*Task statement*
Find each line with the word "source" and copy it.

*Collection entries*
· · · · ·

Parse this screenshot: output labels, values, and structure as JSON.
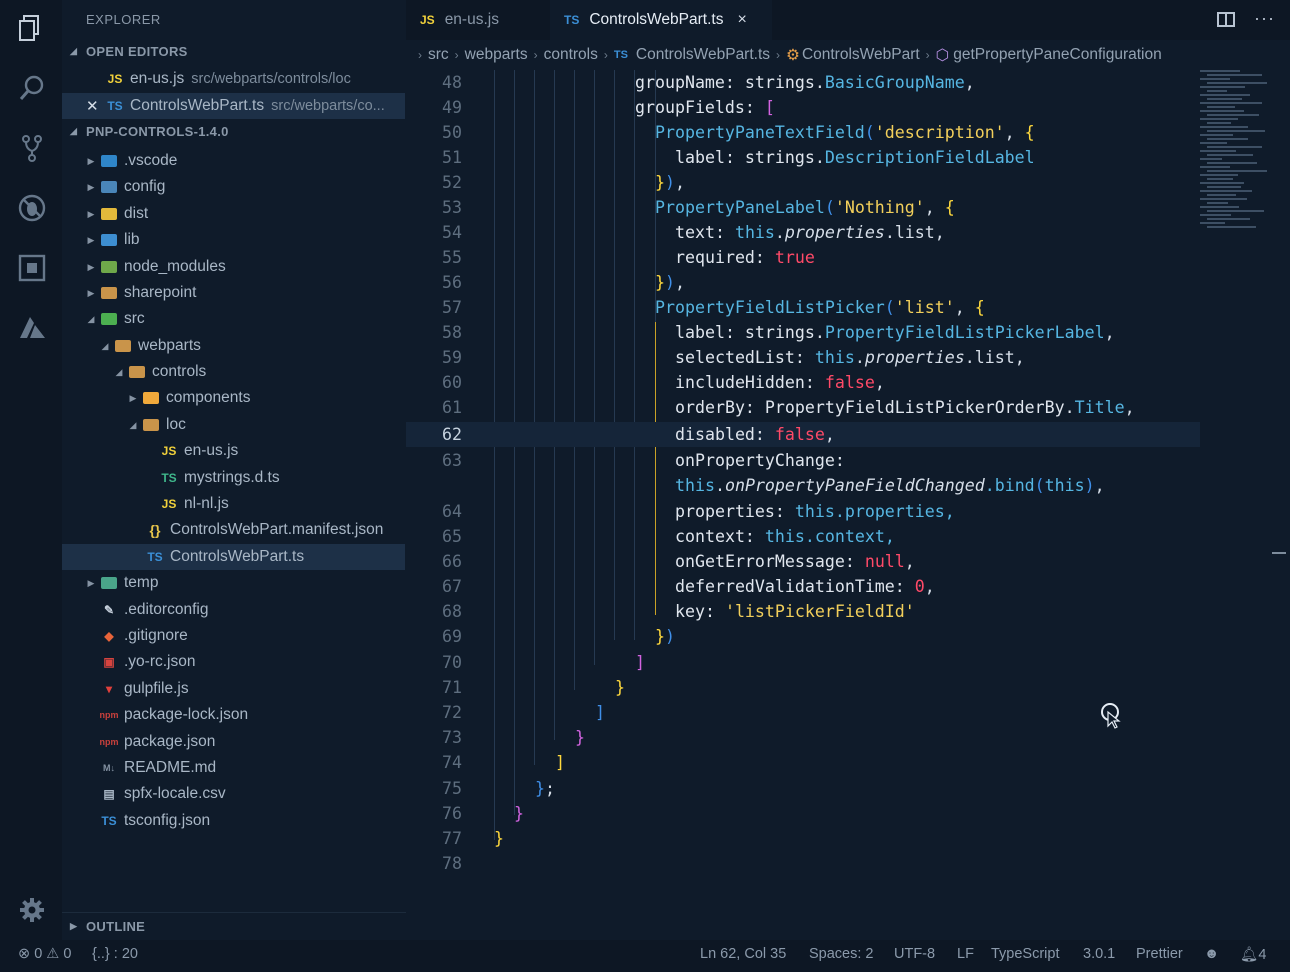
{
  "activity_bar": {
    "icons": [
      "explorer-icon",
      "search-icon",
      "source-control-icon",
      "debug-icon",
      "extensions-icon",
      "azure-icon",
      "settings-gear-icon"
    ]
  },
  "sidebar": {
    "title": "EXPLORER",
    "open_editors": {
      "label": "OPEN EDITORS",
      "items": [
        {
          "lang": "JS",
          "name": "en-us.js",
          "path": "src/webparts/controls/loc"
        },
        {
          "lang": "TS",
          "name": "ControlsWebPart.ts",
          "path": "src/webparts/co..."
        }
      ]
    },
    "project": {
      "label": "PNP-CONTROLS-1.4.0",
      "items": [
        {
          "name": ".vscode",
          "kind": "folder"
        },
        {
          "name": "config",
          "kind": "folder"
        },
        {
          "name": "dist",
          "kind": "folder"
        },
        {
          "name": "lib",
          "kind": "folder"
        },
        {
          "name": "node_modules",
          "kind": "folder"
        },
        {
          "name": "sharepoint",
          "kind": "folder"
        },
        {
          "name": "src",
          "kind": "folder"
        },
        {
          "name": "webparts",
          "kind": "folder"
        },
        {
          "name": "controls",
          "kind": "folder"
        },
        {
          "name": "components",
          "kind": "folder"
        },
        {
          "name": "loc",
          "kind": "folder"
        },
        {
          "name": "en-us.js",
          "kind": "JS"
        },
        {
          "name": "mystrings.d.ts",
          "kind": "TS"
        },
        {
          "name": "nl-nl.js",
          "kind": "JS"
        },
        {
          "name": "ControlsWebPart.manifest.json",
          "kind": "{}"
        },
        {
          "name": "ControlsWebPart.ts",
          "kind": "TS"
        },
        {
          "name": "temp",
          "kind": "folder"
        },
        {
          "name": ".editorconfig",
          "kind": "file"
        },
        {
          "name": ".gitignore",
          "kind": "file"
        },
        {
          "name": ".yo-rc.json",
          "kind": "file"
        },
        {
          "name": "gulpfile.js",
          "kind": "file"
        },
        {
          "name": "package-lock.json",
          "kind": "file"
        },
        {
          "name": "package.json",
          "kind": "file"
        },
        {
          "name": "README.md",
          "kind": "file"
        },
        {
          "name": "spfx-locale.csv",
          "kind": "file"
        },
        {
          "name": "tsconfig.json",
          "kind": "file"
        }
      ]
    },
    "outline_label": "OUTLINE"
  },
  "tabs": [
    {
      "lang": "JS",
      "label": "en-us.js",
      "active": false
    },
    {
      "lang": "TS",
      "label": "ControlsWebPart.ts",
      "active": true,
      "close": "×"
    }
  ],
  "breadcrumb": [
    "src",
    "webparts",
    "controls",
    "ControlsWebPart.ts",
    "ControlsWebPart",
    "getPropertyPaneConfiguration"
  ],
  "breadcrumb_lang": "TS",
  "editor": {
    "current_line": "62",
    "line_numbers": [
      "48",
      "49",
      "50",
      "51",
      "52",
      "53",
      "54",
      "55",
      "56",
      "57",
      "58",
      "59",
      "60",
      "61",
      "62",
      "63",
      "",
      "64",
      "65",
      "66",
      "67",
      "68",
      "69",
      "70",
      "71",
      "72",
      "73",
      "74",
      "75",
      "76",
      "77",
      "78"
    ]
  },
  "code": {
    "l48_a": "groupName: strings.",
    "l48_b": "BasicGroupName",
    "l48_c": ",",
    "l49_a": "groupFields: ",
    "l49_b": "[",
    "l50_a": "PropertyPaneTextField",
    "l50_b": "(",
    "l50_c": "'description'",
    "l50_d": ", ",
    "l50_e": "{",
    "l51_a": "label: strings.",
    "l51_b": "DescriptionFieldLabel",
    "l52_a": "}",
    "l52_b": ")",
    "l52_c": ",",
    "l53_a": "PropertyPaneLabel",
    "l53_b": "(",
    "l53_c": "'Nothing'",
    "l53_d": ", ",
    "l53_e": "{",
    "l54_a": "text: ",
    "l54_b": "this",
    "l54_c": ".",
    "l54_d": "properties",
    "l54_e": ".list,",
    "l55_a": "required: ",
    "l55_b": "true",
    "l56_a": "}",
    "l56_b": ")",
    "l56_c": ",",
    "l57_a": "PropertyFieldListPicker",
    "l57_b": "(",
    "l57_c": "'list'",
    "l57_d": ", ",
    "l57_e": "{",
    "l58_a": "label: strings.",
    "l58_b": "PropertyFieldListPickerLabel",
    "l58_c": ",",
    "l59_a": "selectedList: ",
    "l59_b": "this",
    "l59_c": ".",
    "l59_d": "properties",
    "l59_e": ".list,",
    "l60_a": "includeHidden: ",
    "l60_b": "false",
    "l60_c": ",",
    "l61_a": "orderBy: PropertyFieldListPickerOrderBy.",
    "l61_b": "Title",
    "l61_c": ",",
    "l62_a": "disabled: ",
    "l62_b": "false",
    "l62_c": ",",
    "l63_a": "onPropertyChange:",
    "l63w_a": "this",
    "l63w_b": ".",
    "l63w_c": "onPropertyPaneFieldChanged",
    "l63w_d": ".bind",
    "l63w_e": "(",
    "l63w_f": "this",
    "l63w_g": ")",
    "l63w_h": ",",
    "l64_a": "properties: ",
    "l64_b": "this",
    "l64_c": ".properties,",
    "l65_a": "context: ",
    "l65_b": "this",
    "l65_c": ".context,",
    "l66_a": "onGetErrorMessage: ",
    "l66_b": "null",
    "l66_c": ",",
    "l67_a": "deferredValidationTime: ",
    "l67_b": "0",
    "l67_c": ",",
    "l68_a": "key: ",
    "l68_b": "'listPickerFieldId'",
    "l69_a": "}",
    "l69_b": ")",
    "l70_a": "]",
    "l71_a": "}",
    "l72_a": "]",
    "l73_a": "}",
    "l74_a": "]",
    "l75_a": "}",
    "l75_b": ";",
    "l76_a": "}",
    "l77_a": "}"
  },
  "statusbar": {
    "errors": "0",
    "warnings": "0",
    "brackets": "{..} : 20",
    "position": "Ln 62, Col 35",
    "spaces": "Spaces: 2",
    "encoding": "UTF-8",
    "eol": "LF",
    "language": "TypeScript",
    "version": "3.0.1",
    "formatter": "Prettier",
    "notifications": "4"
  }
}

· · · · ·

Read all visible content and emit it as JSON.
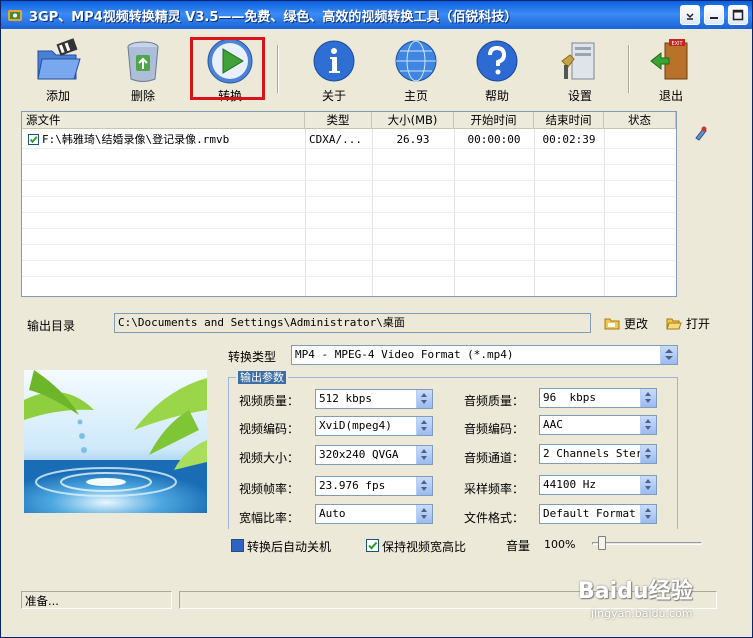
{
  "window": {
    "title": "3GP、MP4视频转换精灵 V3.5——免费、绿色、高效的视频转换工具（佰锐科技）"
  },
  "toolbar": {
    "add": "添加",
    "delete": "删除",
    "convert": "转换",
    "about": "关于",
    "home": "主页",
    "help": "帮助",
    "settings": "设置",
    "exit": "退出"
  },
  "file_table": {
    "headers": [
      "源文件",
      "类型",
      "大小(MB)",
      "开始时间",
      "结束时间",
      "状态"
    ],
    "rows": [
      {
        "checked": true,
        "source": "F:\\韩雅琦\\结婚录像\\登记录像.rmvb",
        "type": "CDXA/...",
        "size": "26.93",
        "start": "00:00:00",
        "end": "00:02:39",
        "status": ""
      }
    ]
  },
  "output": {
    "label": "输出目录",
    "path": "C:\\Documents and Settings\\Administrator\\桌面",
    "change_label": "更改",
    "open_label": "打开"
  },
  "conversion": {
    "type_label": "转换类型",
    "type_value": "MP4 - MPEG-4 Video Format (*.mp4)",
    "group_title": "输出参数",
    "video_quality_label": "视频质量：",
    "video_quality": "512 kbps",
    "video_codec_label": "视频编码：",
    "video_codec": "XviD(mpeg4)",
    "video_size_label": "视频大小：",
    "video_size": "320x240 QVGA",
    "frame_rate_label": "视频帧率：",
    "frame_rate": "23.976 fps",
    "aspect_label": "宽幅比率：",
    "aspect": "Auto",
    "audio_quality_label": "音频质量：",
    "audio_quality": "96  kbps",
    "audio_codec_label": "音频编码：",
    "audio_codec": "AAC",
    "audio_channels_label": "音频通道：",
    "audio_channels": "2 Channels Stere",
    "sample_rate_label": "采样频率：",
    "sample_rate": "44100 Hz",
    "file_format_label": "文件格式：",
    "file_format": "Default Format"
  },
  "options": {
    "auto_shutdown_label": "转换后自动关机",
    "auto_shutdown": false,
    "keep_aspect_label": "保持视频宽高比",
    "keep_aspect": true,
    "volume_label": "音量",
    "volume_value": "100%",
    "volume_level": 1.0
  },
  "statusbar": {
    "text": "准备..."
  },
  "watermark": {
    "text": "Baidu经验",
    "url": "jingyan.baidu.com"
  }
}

· · · · ·

*Finished exercise*
      "source-control-icon",
        "source": "F:\\韩雅琦\\结婚录像\\登记录像.rmvb",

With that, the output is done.